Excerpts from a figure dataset

■ ■ ■ ■

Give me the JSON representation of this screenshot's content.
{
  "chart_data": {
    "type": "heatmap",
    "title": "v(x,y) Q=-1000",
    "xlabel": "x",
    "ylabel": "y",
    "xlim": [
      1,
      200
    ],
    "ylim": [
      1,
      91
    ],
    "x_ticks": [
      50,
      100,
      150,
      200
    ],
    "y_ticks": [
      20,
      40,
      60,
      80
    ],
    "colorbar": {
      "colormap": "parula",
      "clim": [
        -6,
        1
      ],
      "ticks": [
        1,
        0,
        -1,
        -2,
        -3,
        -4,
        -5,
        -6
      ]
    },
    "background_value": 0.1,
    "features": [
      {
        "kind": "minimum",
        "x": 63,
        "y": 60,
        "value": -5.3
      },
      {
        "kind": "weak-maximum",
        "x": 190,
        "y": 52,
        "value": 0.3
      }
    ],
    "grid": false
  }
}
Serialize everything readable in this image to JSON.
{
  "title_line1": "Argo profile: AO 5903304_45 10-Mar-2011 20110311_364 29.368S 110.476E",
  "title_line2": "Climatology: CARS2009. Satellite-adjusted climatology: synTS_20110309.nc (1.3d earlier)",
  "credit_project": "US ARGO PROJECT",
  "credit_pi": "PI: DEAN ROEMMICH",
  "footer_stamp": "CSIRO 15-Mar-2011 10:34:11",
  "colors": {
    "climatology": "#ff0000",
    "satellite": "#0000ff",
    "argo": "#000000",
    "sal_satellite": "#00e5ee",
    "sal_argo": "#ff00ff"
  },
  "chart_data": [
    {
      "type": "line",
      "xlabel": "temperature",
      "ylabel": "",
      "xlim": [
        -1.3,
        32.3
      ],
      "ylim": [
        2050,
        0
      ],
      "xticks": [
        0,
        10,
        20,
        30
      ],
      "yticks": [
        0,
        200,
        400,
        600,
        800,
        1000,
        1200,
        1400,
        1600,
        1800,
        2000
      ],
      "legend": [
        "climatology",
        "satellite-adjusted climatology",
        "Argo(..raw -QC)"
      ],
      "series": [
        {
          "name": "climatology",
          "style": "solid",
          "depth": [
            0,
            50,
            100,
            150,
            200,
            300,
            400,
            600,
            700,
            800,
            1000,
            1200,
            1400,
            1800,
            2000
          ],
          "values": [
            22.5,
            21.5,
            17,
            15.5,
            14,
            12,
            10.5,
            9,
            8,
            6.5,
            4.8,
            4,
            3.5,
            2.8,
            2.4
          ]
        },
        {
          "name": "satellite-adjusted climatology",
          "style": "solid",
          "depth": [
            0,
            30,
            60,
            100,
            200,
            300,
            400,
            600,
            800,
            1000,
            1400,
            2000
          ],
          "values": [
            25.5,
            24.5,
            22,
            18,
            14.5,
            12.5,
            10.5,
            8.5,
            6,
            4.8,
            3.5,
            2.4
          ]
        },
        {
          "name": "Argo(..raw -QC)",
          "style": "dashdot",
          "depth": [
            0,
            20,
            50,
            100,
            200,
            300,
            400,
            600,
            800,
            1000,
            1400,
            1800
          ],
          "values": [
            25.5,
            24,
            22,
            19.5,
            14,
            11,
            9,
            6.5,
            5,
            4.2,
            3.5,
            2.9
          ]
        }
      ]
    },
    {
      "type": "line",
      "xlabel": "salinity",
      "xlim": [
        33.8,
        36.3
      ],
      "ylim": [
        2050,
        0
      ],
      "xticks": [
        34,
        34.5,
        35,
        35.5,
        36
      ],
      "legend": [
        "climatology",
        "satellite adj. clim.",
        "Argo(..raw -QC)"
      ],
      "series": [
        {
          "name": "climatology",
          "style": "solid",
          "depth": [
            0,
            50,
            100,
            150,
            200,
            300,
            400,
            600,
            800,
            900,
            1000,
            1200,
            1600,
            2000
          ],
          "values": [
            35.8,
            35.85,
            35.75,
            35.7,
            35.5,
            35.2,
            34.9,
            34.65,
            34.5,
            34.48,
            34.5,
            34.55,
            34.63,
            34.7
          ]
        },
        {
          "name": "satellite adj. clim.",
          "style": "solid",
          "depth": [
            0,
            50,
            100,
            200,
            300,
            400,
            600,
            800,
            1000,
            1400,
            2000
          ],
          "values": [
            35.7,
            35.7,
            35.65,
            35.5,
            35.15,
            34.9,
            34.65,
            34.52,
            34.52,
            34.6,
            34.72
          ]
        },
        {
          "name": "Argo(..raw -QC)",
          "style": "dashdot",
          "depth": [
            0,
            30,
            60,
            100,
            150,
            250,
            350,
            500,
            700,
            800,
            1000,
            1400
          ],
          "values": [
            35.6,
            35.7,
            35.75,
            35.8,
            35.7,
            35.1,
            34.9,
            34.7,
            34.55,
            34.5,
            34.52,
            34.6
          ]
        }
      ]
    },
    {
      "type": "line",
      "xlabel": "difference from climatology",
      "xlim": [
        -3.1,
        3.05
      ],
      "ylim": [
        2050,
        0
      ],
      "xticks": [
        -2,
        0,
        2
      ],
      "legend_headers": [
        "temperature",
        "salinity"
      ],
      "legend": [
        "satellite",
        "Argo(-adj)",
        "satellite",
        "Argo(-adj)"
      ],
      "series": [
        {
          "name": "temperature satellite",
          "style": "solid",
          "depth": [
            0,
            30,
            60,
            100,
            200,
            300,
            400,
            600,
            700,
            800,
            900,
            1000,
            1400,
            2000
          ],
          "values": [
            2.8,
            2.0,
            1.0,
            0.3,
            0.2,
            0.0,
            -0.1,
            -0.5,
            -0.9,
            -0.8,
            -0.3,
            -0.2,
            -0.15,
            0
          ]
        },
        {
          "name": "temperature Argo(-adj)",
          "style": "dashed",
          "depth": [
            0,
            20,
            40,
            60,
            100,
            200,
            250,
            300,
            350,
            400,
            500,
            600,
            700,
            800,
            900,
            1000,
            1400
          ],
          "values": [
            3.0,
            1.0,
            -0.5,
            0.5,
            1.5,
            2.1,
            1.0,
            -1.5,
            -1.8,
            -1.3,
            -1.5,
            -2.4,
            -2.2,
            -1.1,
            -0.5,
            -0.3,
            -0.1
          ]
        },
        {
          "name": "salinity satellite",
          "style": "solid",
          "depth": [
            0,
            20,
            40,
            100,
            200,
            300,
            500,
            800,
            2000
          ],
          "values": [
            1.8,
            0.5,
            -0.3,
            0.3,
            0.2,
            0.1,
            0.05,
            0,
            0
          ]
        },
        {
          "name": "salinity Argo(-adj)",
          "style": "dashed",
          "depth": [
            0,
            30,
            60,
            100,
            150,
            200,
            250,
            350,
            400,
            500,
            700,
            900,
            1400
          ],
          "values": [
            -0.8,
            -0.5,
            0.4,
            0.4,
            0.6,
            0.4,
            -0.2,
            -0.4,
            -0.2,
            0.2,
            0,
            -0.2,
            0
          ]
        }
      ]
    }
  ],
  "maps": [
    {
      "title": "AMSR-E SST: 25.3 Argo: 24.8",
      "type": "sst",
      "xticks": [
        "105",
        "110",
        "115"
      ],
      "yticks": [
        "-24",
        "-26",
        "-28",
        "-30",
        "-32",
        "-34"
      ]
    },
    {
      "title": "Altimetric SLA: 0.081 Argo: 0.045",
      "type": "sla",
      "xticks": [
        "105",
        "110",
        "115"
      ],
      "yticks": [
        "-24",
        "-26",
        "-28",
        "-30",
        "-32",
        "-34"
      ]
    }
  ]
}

■ ■ ■ ■

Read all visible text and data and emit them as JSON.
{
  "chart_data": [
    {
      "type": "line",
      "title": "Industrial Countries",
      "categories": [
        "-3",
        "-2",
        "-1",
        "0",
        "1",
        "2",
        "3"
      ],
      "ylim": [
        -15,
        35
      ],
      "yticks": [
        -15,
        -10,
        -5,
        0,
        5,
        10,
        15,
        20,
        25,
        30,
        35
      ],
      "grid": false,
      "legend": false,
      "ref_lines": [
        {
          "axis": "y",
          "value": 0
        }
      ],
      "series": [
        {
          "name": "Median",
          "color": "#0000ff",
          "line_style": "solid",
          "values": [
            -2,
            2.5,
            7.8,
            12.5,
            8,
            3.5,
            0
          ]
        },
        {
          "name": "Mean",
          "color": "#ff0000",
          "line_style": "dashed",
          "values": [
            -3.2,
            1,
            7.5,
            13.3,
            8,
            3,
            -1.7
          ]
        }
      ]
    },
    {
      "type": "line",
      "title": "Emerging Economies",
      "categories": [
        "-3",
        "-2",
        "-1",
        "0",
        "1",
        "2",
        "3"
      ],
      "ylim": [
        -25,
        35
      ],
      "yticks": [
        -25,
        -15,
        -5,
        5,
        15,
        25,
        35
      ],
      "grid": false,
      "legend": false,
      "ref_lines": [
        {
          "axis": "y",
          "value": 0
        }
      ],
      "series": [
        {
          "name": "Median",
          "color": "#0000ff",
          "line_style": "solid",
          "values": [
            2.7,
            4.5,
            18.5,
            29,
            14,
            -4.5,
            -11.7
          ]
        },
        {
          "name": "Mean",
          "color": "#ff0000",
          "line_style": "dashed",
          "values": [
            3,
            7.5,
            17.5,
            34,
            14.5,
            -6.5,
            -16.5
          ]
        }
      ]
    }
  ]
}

■ ■ ■ ■

Count the lines that hold the string "salinity" and state that number alone.

4